### Task objective
Count the lines of the material below that contain the string "name", treating uppercase and lowercase as different. Reply with the number alone.
═══ Dataset extract
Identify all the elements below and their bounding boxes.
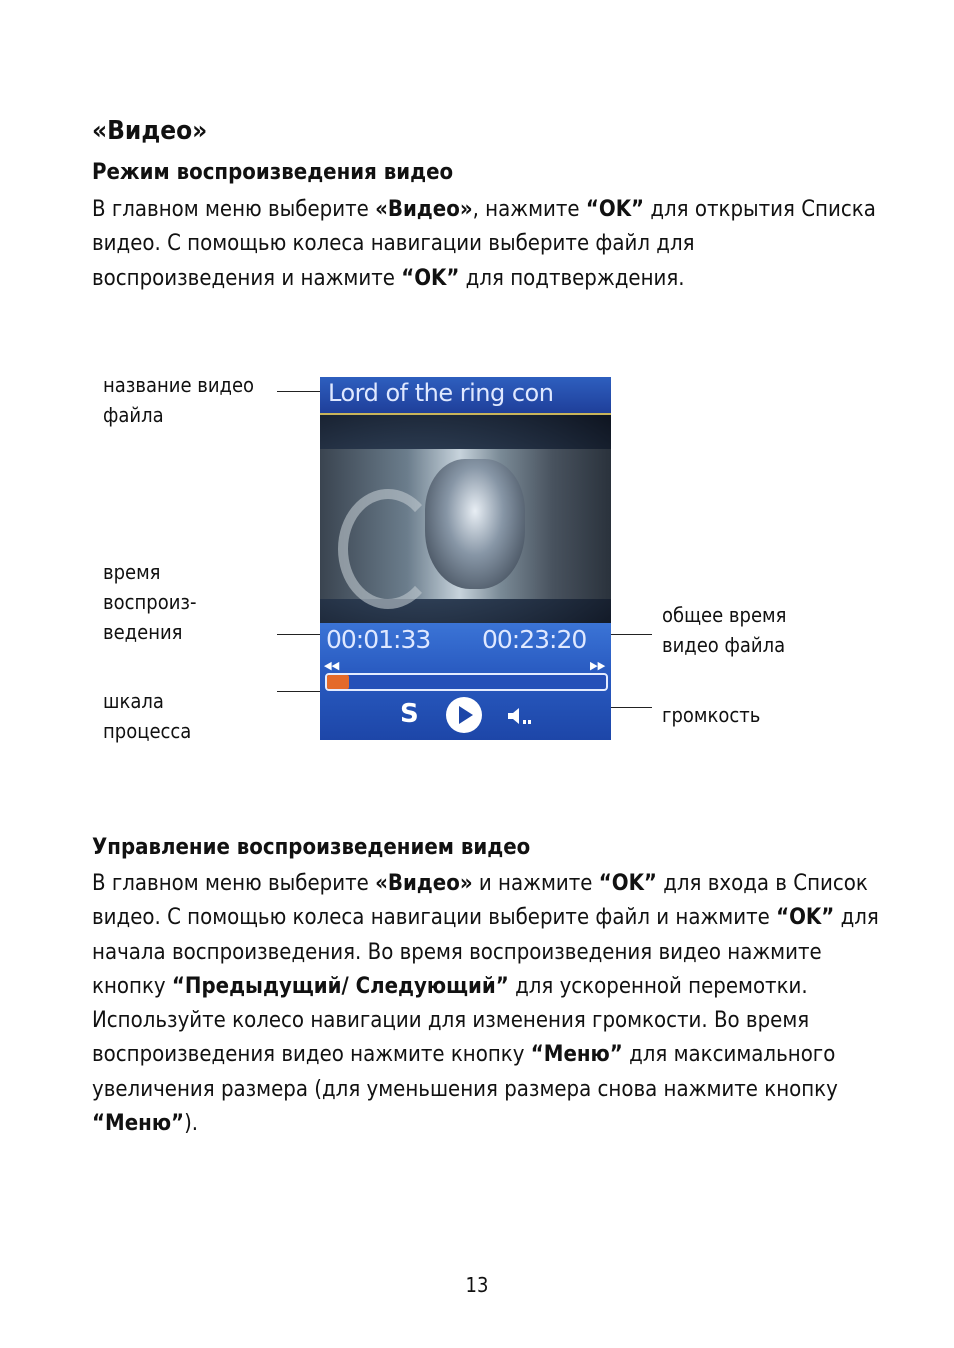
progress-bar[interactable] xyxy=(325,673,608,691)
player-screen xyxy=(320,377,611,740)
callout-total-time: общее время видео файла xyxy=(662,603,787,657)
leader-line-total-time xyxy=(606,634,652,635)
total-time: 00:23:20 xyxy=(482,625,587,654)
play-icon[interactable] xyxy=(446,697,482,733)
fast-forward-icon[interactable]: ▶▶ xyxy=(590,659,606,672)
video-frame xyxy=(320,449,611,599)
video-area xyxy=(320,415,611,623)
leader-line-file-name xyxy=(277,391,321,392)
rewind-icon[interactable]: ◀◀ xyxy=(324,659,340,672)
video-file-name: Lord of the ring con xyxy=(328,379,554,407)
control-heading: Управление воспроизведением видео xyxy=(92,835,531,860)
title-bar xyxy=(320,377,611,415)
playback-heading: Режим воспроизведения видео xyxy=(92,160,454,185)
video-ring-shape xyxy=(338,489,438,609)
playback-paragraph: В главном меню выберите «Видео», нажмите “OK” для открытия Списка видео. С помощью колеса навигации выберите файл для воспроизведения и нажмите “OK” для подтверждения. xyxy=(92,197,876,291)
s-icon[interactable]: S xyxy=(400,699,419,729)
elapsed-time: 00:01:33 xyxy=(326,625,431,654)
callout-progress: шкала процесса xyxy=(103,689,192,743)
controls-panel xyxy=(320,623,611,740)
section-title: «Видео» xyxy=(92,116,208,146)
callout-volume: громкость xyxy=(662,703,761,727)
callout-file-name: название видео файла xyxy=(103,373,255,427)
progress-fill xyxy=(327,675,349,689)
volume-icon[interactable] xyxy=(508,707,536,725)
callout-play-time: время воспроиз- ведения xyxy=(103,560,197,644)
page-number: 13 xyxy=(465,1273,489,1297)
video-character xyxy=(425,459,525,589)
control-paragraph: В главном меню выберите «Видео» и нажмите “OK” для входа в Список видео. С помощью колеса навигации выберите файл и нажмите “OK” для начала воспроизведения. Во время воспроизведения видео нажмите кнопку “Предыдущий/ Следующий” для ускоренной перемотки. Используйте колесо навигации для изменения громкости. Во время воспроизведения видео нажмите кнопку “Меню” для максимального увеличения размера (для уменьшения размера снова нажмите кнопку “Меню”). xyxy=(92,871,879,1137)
══════
═══ Dataset extract
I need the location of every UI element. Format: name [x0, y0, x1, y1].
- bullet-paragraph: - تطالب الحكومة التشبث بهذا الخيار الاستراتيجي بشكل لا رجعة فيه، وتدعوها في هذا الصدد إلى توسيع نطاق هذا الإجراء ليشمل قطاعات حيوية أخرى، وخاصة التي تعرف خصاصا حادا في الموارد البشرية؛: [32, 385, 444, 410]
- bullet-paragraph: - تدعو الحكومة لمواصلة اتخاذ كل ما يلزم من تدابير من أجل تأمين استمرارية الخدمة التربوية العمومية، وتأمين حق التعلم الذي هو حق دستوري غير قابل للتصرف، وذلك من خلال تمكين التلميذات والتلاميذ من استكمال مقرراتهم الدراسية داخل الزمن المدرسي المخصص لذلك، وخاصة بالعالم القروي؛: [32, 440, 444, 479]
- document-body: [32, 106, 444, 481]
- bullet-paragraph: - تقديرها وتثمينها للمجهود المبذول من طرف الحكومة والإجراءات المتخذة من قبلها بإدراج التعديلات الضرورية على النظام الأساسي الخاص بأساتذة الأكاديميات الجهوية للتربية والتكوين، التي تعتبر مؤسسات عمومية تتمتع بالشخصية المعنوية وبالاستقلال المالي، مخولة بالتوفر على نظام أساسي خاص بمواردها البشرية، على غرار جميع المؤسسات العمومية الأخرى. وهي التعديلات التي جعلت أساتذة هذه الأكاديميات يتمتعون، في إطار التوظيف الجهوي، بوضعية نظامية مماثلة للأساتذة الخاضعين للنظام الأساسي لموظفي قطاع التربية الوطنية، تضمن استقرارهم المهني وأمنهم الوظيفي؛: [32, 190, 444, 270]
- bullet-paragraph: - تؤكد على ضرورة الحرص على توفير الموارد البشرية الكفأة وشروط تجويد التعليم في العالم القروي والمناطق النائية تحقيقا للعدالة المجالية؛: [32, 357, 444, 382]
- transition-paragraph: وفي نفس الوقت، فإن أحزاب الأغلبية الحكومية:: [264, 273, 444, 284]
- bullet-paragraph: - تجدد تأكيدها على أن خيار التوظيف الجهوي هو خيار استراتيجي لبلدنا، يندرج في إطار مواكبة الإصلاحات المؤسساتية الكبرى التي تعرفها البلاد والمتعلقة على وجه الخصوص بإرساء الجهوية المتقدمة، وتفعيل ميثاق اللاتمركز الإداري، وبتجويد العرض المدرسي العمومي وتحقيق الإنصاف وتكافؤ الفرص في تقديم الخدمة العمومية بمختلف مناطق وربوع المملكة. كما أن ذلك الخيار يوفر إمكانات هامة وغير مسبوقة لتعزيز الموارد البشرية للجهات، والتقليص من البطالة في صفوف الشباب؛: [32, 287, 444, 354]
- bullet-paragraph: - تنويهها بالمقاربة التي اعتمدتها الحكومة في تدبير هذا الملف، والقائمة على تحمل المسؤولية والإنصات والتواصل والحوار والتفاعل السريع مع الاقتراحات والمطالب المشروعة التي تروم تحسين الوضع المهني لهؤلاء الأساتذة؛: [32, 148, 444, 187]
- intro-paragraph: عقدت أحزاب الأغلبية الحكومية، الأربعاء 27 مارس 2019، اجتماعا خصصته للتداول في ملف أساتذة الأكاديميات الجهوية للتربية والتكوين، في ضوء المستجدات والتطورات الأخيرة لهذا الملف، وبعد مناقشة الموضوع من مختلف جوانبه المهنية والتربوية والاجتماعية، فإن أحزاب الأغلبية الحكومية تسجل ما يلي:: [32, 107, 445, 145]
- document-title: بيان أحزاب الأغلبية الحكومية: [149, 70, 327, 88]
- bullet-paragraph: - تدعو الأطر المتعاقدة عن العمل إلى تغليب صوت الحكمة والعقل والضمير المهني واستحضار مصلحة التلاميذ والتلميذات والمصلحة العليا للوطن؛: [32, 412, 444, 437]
══════
### Written solution
4